*EXERCISE DETAILS*
Reproduce each line of the data below verbatim, from the first line to the last.

*EXTRACTED RECORDS*
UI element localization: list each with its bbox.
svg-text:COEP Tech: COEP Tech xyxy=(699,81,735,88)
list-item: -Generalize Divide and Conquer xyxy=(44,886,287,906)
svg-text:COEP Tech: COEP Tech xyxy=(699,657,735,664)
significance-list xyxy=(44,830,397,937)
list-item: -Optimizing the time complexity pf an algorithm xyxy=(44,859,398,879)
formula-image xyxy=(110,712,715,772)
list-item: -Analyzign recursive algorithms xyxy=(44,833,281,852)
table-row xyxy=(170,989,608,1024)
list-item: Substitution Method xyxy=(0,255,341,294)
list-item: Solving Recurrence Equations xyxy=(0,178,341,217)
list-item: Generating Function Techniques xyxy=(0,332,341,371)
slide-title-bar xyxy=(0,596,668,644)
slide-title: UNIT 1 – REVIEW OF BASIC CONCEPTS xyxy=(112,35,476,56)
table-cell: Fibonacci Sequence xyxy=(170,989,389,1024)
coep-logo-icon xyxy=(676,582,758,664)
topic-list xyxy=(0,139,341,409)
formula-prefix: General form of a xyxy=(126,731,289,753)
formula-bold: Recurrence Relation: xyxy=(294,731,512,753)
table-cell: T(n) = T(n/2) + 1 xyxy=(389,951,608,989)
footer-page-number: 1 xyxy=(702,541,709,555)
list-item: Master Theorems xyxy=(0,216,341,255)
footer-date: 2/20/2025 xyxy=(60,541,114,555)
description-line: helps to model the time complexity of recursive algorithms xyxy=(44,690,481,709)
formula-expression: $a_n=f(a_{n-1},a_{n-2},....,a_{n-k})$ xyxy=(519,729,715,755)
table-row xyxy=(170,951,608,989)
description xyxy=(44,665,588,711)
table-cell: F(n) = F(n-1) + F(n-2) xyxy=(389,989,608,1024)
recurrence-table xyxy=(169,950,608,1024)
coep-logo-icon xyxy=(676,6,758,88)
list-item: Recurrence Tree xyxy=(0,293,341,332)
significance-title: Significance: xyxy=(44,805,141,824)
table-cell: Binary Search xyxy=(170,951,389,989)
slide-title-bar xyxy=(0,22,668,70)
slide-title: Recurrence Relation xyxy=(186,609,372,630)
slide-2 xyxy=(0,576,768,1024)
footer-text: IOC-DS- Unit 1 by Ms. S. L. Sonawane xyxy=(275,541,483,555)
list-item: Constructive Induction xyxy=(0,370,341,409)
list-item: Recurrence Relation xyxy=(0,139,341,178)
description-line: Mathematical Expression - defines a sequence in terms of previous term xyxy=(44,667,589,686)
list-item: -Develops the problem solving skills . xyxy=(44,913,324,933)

*ANSWER BELOW*
UI element localization: list each with its bbox.
svg-text:COEP Tech: COEP Tech xyxy=(699,81,735,88)
list-item: -Generalize Divide and Conquer xyxy=(44,886,287,906)
svg-text:COEP Tech: COEP Tech xyxy=(699,657,735,664)
significance-list xyxy=(44,830,397,937)
list-item: -Optimizing the time complexity pf an algorithm xyxy=(44,859,398,879)
formula-image xyxy=(110,712,715,772)
list-item: -Analyzign recursive algorithms xyxy=(44,833,281,852)
table-row xyxy=(170,989,608,1024)
list-item: Substitution Method xyxy=(0,255,341,294)
list-item: Solving Recurrence Equations xyxy=(0,178,341,217)
list-item: Generating Function Techniques xyxy=(0,332,341,371)
slide-title-bar xyxy=(0,596,668,644)
slide-title: UNIT 1 – REVIEW OF BASIC CONCEPTS xyxy=(112,35,476,56)
table-cell: Fibonacci Sequence xyxy=(170,989,389,1024)
coep-logo-icon xyxy=(676,582,758,664)
topic-list xyxy=(0,139,341,409)
formula-prefix: General form of a xyxy=(126,731,289,753)
formula-bold: Recurrence Relation: xyxy=(294,731,512,753)
table-cell: T(n) = T(n/2) + 1 xyxy=(389,951,608,989)
footer-page-number: 1 xyxy=(702,541,709,555)
list-item: Master Theorems xyxy=(0,216,341,255)
footer-date: 2/20/2025 xyxy=(60,541,114,555)
description-line: helps to model the time complexity of recursive algorithms xyxy=(44,690,481,709)
formula-expression: $a_n=f(a_{n-1},a_{n-2},....,a_{n-k})$ xyxy=(519,729,715,755)
table-row xyxy=(170,951,608,989)
description xyxy=(44,665,588,711)
table-cell: F(n) = F(n-1) + F(n-2) xyxy=(389,989,608,1024)
recurrence-table xyxy=(169,950,608,1024)
coep-logo-icon xyxy=(676,6,758,88)
list-item: Recurrence Tree xyxy=(0,293,341,332)
significance-title: Significance: xyxy=(44,805,141,824)
table-cell: Binary Search xyxy=(170,951,389,989)
slide-title-bar xyxy=(0,22,668,70)
slide-title: Recurrence Relation xyxy=(186,609,372,630)
slide-2 xyxy=(0,576,768,1024)
footer-text: IOC-DS- Unit 1 by Ms. S. L. Sonawane xyxy=(275,541,483,555)
list-item: Constructive Induction xyxy=(0,370,341,409)
list-item: Recurrence Relation xyxy=(0,139,341,178)
description-line: Mathematical Expression - defines a sequence in terms of previous term xyxy=(44,667,589,686)
list-item: -Develops the problem solving skills . xyxy=(44,913,324,933)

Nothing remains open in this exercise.